§ **Dataset extract**:
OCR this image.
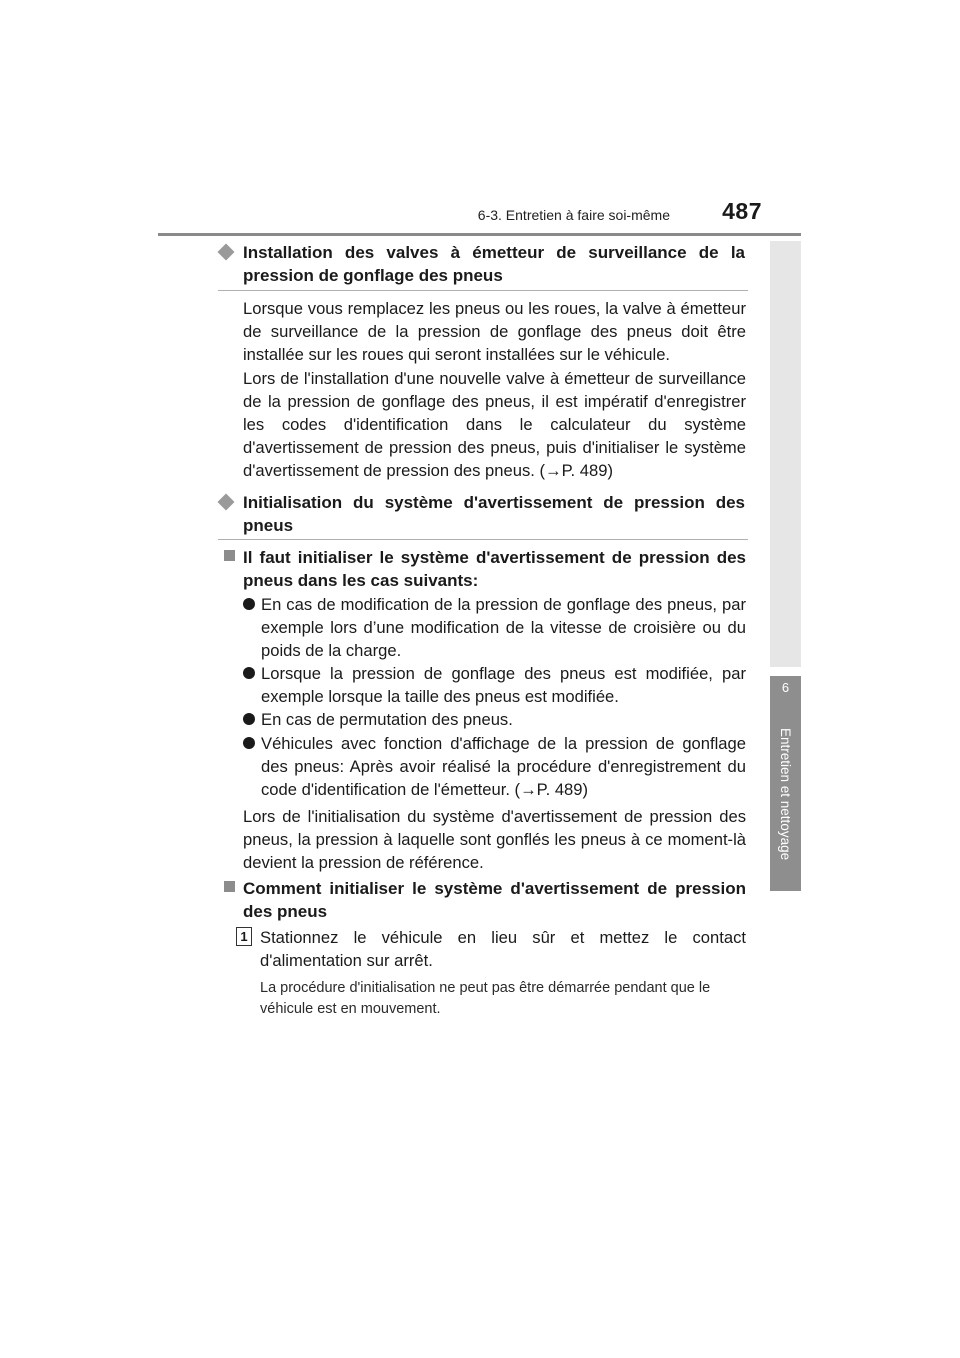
6-3. Entretien à faire soi-même	487
6
Entretien et nettoyage
Installation des valves à émetteur de surveillance de la pression de gonflage des pneus
Lorsque vous remplacez les pneus ou les roues, la valve à émetteur de surveillance de la pression de gonflage des pneus doit être installée sur les roues qui seront installées sur le véhicule.
Lors de l'installation d'une nouvelle valve à émetteur de surveillance de la pression de gonflage des pneus, il est impératif d'enregistrer les codes d'identification dans le calculateur du système d'avertissement de pression des pneus, puis d'initialiser le système d'avertissement de pression des pneus. (→P. 489)
Initialisation du système d'avertissement de pression des pneus
Il faut initialiser le système d'avertissement de pression des pneus dans les cas suivants:
En cas de modification de la pression de gonflage des pneus, par exemple lors d’une modification de la vitesse de croisière ou du poids de la charge.
Lorsque la pression de gonflage des pneus est modifiée, par exemple lorsque la taille des pneus est modifiée.
En cas de permutation des pneus.
Véhicules avec fonction d'affichage de la pression de gonflage des pneus: Après avoir réalisé la procédure d'enregistrement du code d'identification de l'émetteur. (→P. 489)
Lors de l'initialisation du système d'avertissement de pression des pneus, la pression à laquelle sont gonflés les pneus à ce moment-là devient la pression de référence.
Comment initialiser le système d'avertissement de pression des pneus
1 Stationnez le véhicule en lieu sûr et mettez le contact d'alimentation sur arrêt.
La procédure d'initialisation ne peut pas être démarrée pendant que le véhicule est en mouvement.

§ **Problem statement**: Leave out every picture and copy the rest of the records exactly.

§ **Written response**:
OCR this image.
6-3. Entretien à faire soi-même	487
6
Entretien et nettoyage
Installation des valves à émetteur de surveillance de la pression de gonflage des pneus
Lorsque vous remplacez les pneus ou les roues, la valve à émetteur de surveillance de la pression de gonflage des pneus doit être installée sur les roues qui seront installées sur le véhicule.
Lors de l'installation d'une nouvelle valve à émetteur de surveillance de la pression de gonflage des pneus, il est impératif d'enregistrer les codes d'identification dans le calculateur du système d'avertissement de pression des pneus, puis d'initialiser le système d'avertissement de pression des pneus. (→P. 489)
Initialisation du système d'avertissement de pression des pneus
Il faut initialiser le système d'avertissement de pression des pneus dans les cas suivants:
En cas de modification de la pression de gonflage des pneus, par exemple lors d’une modification de la vitesse de croisière ou du poids de la charge.
Lorsque la pression de gonflage des pneus est modifiée, par exemple lorsque la taille des pneus est modifiée.
En cas de permutation des pneus.
Véhicules avec fonction d'affichage de la pression de gonflage des pneus: Après avoir réalisé la procédure d'enregistrement du code d'identification de l'émetteur. (→P. 489)
Lors de l'initialisation du système d'avertissement de pression des pneus, la pression à laquelle sont gonflés les pneus à ce moment-là devient la pression de référence.
Comment initialiser le système d'avertissement de pression des pneus
1 Stationnez le véhicule en lieu sûr et mettez le contact d'alimentation sur arrêt.
La procédure d'initialisation ne peut pas être démarrée pendant que le véhicule est en mouvement.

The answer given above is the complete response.